WRITTEN INSTRUCTION:
Write out every one of the following entries line for line, with no changes.

* * * * * * * * *

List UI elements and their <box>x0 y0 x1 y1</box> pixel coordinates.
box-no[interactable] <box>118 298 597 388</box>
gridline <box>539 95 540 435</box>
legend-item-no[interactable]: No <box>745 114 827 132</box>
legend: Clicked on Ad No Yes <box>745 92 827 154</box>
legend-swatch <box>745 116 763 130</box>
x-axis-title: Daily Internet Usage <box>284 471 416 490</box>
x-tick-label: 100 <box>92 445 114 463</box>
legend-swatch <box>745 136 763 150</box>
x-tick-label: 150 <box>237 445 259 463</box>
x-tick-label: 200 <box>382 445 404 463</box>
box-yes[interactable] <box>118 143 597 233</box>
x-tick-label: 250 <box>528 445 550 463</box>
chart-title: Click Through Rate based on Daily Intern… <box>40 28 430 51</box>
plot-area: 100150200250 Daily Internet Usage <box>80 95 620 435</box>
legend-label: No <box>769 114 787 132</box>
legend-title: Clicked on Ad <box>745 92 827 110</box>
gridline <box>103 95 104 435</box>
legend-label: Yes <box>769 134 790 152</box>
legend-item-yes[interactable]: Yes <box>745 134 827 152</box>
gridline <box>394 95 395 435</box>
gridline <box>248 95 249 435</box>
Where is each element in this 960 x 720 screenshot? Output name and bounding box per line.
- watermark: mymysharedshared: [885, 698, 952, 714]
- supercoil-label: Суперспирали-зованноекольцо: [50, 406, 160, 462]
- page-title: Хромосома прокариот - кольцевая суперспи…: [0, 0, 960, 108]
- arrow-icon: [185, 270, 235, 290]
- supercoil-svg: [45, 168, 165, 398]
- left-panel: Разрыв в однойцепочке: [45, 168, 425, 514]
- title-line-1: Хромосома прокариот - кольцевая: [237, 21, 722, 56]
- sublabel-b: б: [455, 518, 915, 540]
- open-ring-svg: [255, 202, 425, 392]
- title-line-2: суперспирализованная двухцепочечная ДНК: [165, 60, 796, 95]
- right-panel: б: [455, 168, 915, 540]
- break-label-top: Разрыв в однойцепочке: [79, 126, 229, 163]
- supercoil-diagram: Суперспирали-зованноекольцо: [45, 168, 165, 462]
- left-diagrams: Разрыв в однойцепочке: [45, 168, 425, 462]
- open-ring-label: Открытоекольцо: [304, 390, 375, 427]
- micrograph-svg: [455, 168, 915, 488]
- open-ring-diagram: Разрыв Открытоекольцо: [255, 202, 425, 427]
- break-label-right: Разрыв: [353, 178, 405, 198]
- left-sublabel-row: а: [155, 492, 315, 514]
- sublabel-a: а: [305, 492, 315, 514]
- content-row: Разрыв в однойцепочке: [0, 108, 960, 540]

* * * * * * * * *

ANSWER FOR THE TASK:
List UI elements and their <box>x0 y0 x1 y1</box> pixel coordinates.
box-no[interactable] <box>118 298 597 388</box>
gridline <box>539 95 540 435</box>
legend-item-no[interactable]: No <box>745 114 827 132</box>
legend: Clicked on Ad No Yes <box>745 92 827 154</box>
legend-swatch <box>745 116 763 130</box>
x-axis-title: Daily Internet Usage <box>284 471 416 490</box>
x-tick-label: 100 <box>92 445 114 463</box>
legend-swatch <box>745 136 763 150</box>
x-tick-label: 150 <box>237 445 259 463</box>
x-tick-label: 200 <box>382 445 404 463</box>
box-yes[interactable] <box>118 143 597 233</box>
x-tick-label: 250 <box>528 445 550 463</box>
chart-title: Click Through Rate based on Daily Intern… <box>40 28 430 51</box>
plot-area: 100150200250 Daily Internet Usage <box>80 95 620 435</box>
legend-label: No <box>769 114 787 132</box>
legend-title: Clicked on Ad <box>745 92 827 110</box>
gridline <box>103 95 104 435</box>
legend-label: Yes <box>769 134 790 152</box>
legend-item-yes[interactable]: Yes <box>745 134 827 152</box>
gridline <box>394 95 395 435</box>
gridline <box>248 95 249 435</box>
Where is each element in this 960 x 720 screenshot? Output name and bounding box per line.
- watermark: mymysharedshared: [885, 698, 952, 714]
- supercoil-label: Суперспирали-зованноекольцо: [50, 406, 160, 462]
- page-title: Хромосома прокариот - кольцевая суперспи…: [0, 0, 960, 108]
- arrow-icon: [185, 270, 235, 290]
- supercoil-svg: [45, 168, 165, 398]
- left-panel: Разрыв в однойцепочке: [45, 168, 425, 514]
- title-line-1: Хромосома прокариот - кольцевая: [237, 21, 722, 56]
- sublabel-b: б: [455, 518, 915, 540]
- open-ring-svg: [255, 202, 425, 392]
- title-line-2: суперспирализованная двухцепочечная ДНК: [165, 60, 796, 95]
- right-panel: б: [455, 168, 915, 540]
- break-label-top: Разрыв в однойцепочке: [79, 126, 229, 163]
- supercoil-diagram: Суперспирали-зованноекольцо: [45, 168, 165, 462]
- left-diagrams: Разрыв в однойцепочке: [45, 168, 425, 462]
- open-ring-label: Открытоекольцо: [304, 390, 375, 427]
- micrograph-svg: [455, 168, 915, 488]
- open-ring-diagram: Разрыв Открытоекольцо: [255, 202, 425, 427]
- break-label-right: Разрыв: [353, 178, 405, 198]
- left-sublabel-row: а: [155, 492, 315, 514]
- sublabel-a: а: [305, 492, 315, 514]
- content-row: Разрыв в однойцепочке: [0, 108, 960, 540]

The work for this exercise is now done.